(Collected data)
++++++++
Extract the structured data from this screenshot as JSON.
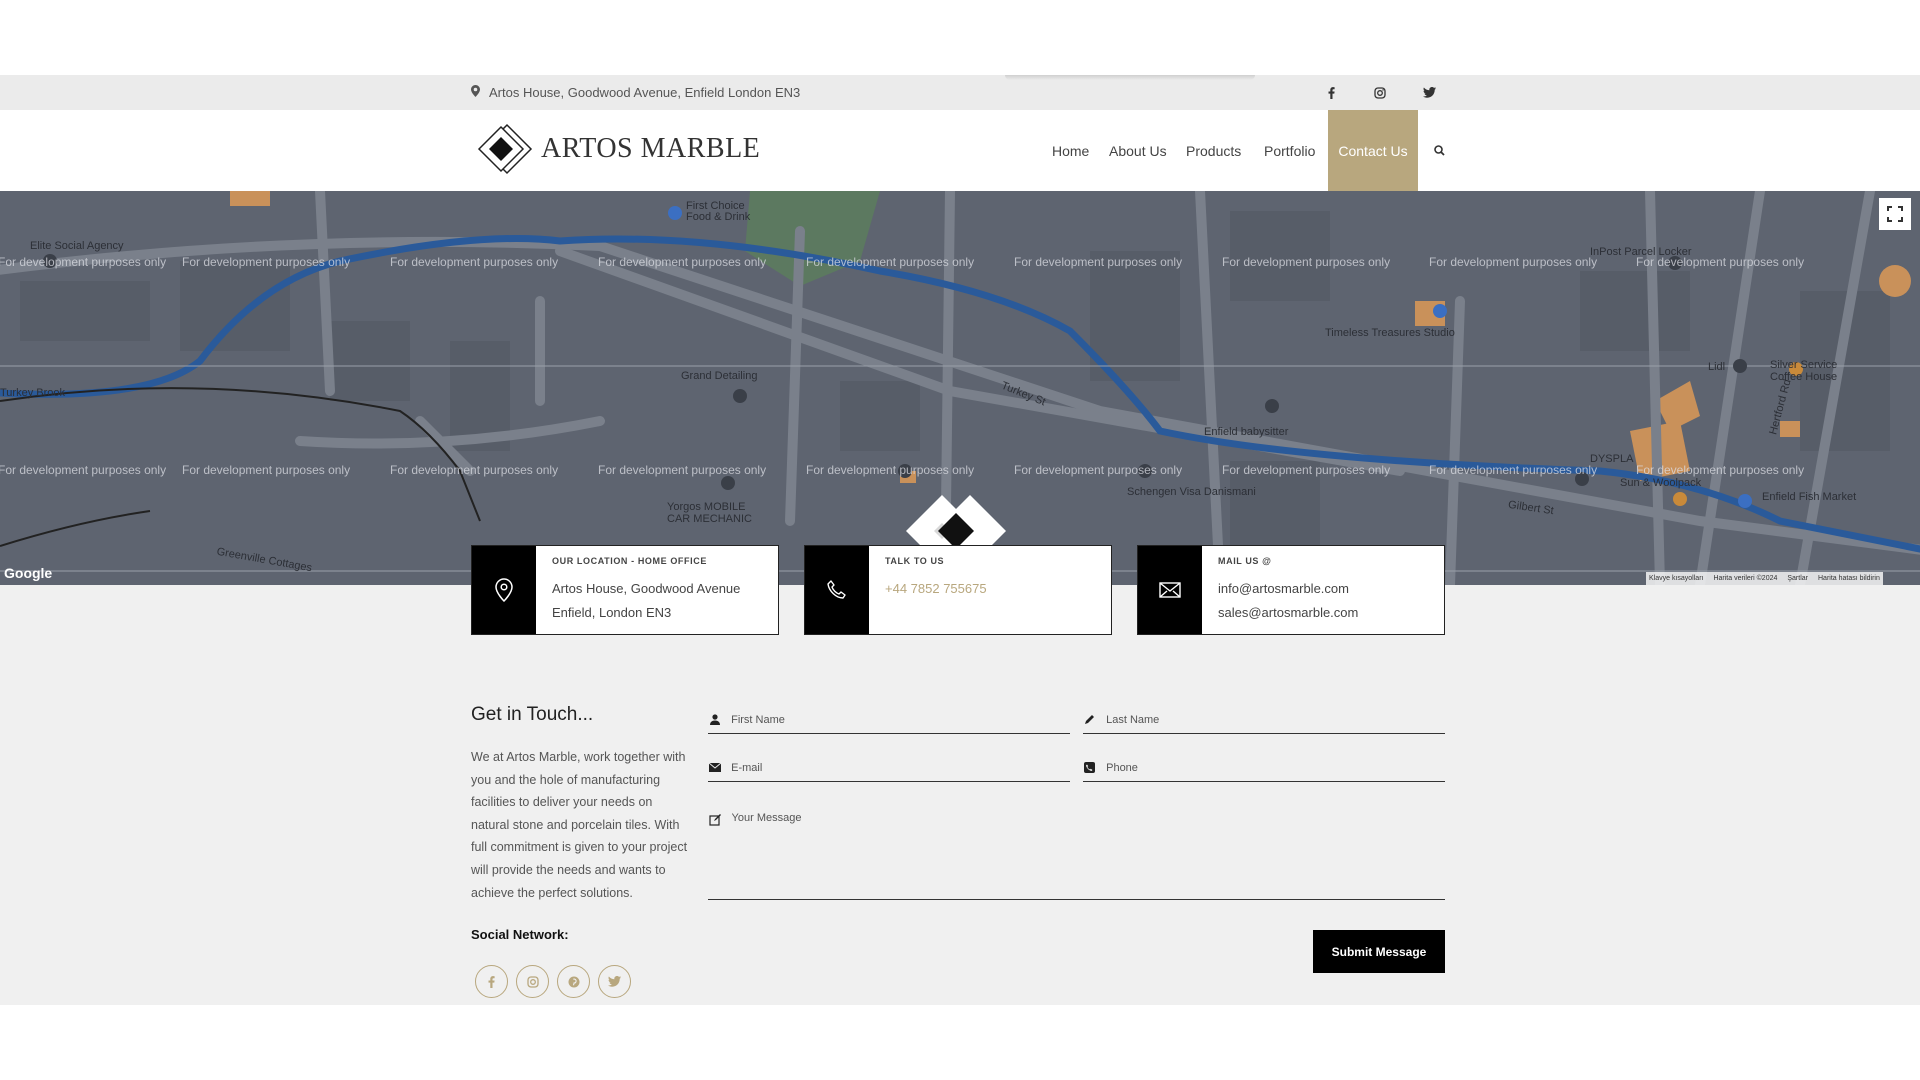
{
  "topbar": {
    "address": "Artos House, Goodwood Avenue, Enfield London EN3",
    "social_icons": [
      "facebook-icon",
      "instagram-icon",
      "twitter-icon"
    ]
  },
  "header": {
    "brand": "ARTOS MARBLE",
    "nav": [
      "Home",
      "About Us",
      "Products",
      "Portfolio",
      "Contact Us"
    ],
    "active_nav": "Contact Us",
    "accent_color": "#b8a77e"
  },
  "map": {
    "watermark": "For development purposes only",
    "labels": {
      "elite": "Elite Social Agency",
      "first_choice": "First Choice",
      "first_choice_sub": "Food & Drink",
      "inpost": "InPost Parcel Locker",
      "timeless": "Timeless Treasures Studio",
      "grand": "Grand Detailing",
      "enfield_baby": "Enfield babysitter",
      "lidl": "Lidl",
      "silver": "Silver Service",
      "silver_sub": "Coffee House",
      "turkey_brook": "Turkey Brook",
      "turkey_st": "Turkey St",
      "schengen": "Schengen Visa Danismani",
      "yorgos": "Yorgos MOBILE",
      "yorgos_sub": "CAR MECHANIC",
      "sun": "Sun & Woolpack",
      "fish": "Enfield Fish Market",
      "gilbert": "Gilbert St",
      "dyspla": "DYSPLA",
      "hertford": "Hertford Rd",
      "greenville": "Greenville Cottages"
    },
    "google": "Google",
    "attribution": [
      "Klavye kısayolları",
      "Harita verileri ©2024",
      "Şartlar",
      "Harita hatası bildirin"
    ]
  },
  "cards": [
    {
      "title": "OUR LOCATION - HOME OFFICE",
      "line1": "Artos House, Goodwood Avenue",
      "line2": "Enfield, London EN3"
    },
    {
      "title": "TALK TO US",
      "line1": "+44 7852 755675",
      "line2": ""
    },
    {
      "title": "MAIL US @",
      "line1": "info@artosmarble.com",
      "line2": "sales@artosmarble.com"
    }
  ],
  "contact": {
    "title": "Get in Touch...",
    "text": "We at Artos Marble, work together with you and the hole of manufacturing facilities to deliver your needs on natural stone and porcelain tiles. With full commitment is given to your project will provide the needs and wants to achieve the perfect solutions.",
    "social_title": "Social Network:",
    "social_icons": [
      "facebook-icon",
      "instagram-icon",
      "pinterest-icon",
      "twitter-icon"
    ]
  },
  "form": {
    "first_name": "First Name",
    "last_name": "Last Name",
    "email": "E-mail",
    "phone": "Phone",
    "message": "Your Message",
    "submit": "Submit Message"
  }
}
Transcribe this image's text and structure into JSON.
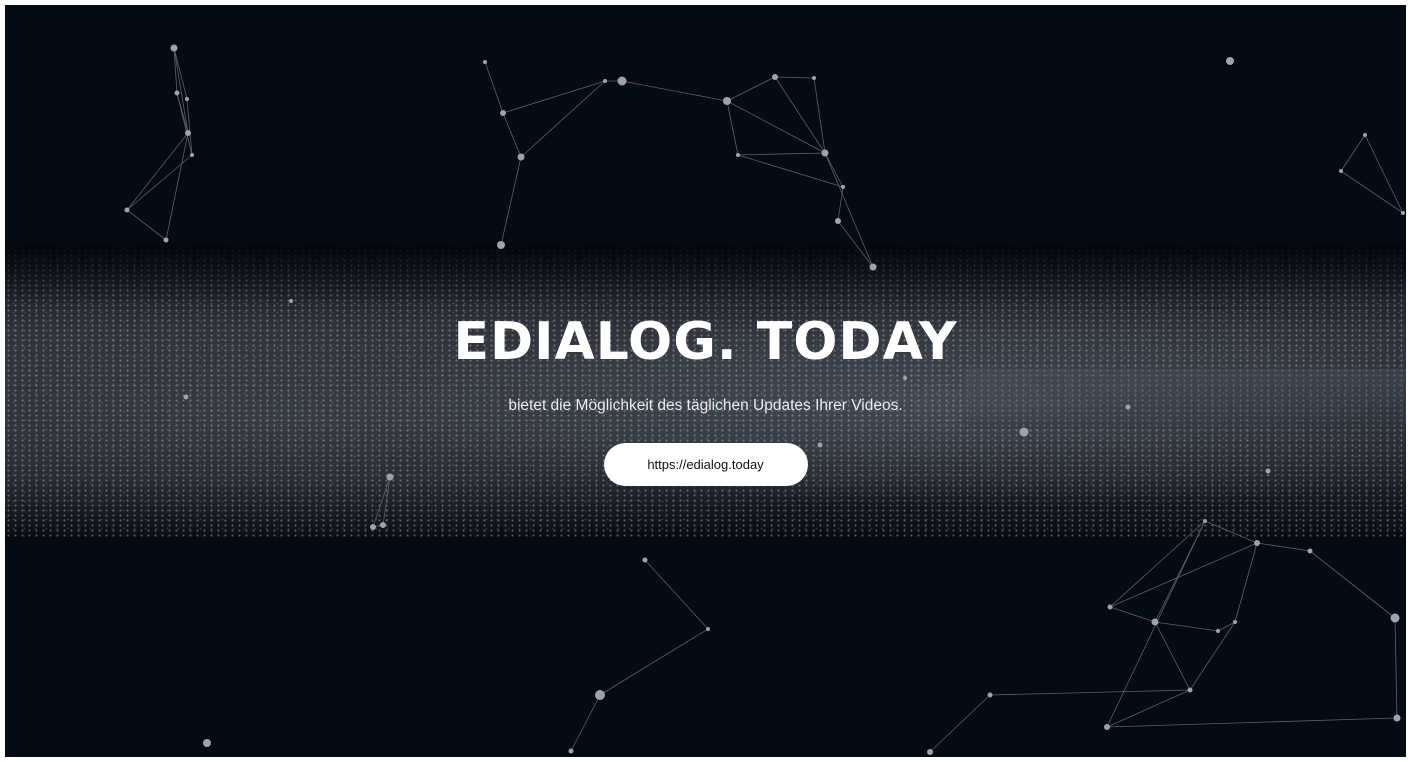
{
  "hero": {
    "title": "EDIALOG. TODAY",
    "subtitle": "bietet die Möglichkeit des täglichen Updates Ihrer Videos.",
    "link_label": "https://edialog.today"
  },
  "colors": {
    "background": "#060a13",
    "accent": "#ffffff",
    "node": "#9ea3ab",
    "edge": "#5a5f68"
  }
}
++++++++
Task to carry out: All the lines above are to be reproduced exactly, except the pictures.

Answer to the problem:
Extract the structured data from this screenshot as JSON.
{
  "topbar": {
    "address": "Artos House, Goodwood Avenue, Enfield London EN3",
    "social_icons": [
      "facebook-icon",
      "instagram-icon",
      "twitter-icon"
    ]
  },
  "header": {
    "brand": "ARTOS MARBLE",
    "nav": [
      "Home",
      "About Us",
      "Products",
      "Portfolio",
      "Contact Us"
    ],
    "active_nav": "Contact Us",
    "accent_color": "#b8a77e"
  },
  "map": {
    "watermark": "For development purposes only",
    "labels": {
      "elite": "Elite Social Agency",
      "first_choice": "First Choice",
      "first_choice_sub": "Food & Drink",
      "inpost": "InPost Parcel Locker",
      "timeless": "Timeless Treasures Studio",
      "grand": "Grand Detailing",
      "enfield_baby": "Enfield babysitter",
      "lidl": "Lidl",
      "silver": "Silver Service",
      "silver_sub": "Coffee House",
      "turkey_brook": "Turkey Brook",
      "turkey_st": "Turkey St",
      "schengen": "Schengen Visa Danismani",
      "yorgos": "Yorgos MOBILE",
      "yorgos_sub": "CAR MECHANIC",
      "sun": "Sun & Woolpack",
      "fish": "Enfield Fish Market",
      "gilbert": "Gilbert St",
      "dyspla": "DYSPLA",
      "hertford": "Hertford Rd",
      "greenville": "Greenville Cottages"
    },
    "google": "Google",
    "attribution": [
      "Klavye kısayolları",
      "Harita verileri ©2024",
      "Şartlar",
      "Harita hatası bildirin"
    ]
  },
  "cards": [
    {
      "title": "OUR LOCATION - HOME OFFICE",
      "line1": "Artos House, Goodwood Avenue",
      "line2": "Enfield, London EN3"
    },
    {
      "title": "TALK TO US",
      "line1": "+44 7852 755675",
      "line2": ""
    },
    {
      "title": "MAIL US @",
      "line1": "info@artosmarble.com",
      "line2": "sales@artosmarble.com"
    }
  ],
  "contact": {
    "title": "Get in Touch...",
    "text": "We at Artos Marble, work together with you and the hole of manufacturing facilities to deliver your needs on natural stone and porcelain tiles. With full commitment is given to your project will provide the needs and wants to achieve the perfect solutions.",
    "social_title": "Social Network:",
    "social_icons": [
      "facebook-icon",
      "instagram-icon",
      "pinterest-icon",
      "twitter-icon"
    ]
  },
  "form": {
    "first_name": "First Name",
    "last_name": "Last Name",
    "email": "E-mail",
    "phone": "Phone",
    "message": "Your Message",
    "submit": "Submit Message"
  }
}
Transcribe this image's text and structure into JSON.
{
  "hero": {
    "title": "EDIALOG. TODAY",
    "subtitle": "bietet die Möglichkeit des täglichen Updates Ihrer Videos.",
    "link_label": "https://edialog.today"
  },
  "colors": {
    "background": "#060a13",
    "accent": "#ffffff",
    "node": "#9ea3ab",
    "edge": "#5a5f68"
  }
}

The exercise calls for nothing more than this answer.